--- START ---

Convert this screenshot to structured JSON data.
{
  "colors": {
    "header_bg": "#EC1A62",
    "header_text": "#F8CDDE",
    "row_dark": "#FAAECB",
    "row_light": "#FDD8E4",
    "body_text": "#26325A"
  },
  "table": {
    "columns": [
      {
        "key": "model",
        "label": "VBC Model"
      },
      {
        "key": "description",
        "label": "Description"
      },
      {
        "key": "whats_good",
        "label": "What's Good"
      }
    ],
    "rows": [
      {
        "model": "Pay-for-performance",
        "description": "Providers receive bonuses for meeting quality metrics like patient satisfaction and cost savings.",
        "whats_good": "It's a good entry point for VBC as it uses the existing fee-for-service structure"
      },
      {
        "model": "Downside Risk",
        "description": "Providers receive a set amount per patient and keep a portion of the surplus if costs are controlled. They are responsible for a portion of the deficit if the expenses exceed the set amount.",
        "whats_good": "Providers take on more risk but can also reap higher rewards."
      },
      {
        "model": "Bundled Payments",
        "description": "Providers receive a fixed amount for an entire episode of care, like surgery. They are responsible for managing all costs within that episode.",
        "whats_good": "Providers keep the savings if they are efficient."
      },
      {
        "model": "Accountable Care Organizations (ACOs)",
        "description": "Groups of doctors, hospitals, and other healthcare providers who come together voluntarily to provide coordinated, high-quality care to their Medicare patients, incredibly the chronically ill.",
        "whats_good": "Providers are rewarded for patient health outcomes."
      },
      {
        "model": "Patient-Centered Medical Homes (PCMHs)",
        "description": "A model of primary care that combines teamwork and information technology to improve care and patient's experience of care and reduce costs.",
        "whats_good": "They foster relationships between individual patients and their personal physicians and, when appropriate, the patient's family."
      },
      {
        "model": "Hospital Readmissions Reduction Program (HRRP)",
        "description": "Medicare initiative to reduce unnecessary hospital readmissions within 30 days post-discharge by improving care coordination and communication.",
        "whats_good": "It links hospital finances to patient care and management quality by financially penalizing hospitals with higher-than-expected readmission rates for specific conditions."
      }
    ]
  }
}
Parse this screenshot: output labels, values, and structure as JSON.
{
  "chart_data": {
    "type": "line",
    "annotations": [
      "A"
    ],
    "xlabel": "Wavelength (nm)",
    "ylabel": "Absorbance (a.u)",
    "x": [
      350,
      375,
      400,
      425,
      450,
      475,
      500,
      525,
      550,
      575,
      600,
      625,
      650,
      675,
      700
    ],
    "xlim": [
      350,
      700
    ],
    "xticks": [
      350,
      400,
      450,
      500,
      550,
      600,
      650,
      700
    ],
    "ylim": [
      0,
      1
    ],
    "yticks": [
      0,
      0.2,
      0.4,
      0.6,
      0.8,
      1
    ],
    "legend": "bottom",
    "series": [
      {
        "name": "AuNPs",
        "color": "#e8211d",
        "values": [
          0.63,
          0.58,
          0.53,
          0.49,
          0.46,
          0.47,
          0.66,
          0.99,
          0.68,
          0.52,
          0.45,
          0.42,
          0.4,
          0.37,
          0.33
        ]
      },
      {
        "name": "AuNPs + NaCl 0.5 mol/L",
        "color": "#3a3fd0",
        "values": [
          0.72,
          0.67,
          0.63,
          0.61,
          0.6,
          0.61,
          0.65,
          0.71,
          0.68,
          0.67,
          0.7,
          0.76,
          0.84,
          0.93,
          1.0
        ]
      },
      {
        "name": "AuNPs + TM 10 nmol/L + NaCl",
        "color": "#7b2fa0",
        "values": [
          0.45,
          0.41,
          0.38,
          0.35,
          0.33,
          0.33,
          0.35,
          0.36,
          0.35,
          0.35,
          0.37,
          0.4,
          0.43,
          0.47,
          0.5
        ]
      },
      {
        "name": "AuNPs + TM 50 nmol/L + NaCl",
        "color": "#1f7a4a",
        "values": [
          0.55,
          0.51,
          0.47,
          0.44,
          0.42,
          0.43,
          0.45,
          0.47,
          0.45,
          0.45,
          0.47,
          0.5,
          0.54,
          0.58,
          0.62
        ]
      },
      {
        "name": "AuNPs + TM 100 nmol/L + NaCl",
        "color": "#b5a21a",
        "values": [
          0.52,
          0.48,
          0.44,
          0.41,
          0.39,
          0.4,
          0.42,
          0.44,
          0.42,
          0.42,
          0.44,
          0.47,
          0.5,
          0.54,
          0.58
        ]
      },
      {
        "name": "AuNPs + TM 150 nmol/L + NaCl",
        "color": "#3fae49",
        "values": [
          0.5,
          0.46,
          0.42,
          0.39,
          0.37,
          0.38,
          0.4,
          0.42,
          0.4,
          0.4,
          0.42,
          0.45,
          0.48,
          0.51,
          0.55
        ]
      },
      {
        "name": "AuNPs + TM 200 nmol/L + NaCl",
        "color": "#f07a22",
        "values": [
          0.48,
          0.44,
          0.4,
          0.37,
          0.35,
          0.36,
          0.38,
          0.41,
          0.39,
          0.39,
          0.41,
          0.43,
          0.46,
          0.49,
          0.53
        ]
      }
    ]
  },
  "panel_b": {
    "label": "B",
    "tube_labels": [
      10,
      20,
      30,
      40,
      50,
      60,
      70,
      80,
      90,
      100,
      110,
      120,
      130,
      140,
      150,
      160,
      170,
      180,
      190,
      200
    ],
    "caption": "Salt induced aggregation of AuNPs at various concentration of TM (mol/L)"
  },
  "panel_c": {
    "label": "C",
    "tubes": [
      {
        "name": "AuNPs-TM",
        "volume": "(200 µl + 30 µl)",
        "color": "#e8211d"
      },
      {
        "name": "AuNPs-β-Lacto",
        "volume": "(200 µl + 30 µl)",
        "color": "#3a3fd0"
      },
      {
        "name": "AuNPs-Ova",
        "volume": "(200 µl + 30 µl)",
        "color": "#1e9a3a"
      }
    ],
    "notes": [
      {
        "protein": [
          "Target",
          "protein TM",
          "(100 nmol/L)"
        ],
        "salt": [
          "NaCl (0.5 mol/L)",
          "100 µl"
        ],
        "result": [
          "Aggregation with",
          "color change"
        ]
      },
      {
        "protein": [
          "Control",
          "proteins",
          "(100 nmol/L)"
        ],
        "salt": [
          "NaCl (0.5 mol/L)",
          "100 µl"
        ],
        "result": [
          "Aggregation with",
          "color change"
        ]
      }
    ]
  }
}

--- END ---

[TASK TO CARRY OUT]:
Each line in the listing where the word "keep" is found is to be copied.

[SOLUTION]:
        "description": "Providers receive a set amount per patient and keep a portion of the surplus if costs are controlled. They are responsible for a portion of the deficit if the expenses exceed the set amount.",
        "whats_good": "Providers keep the savings if they are efficient."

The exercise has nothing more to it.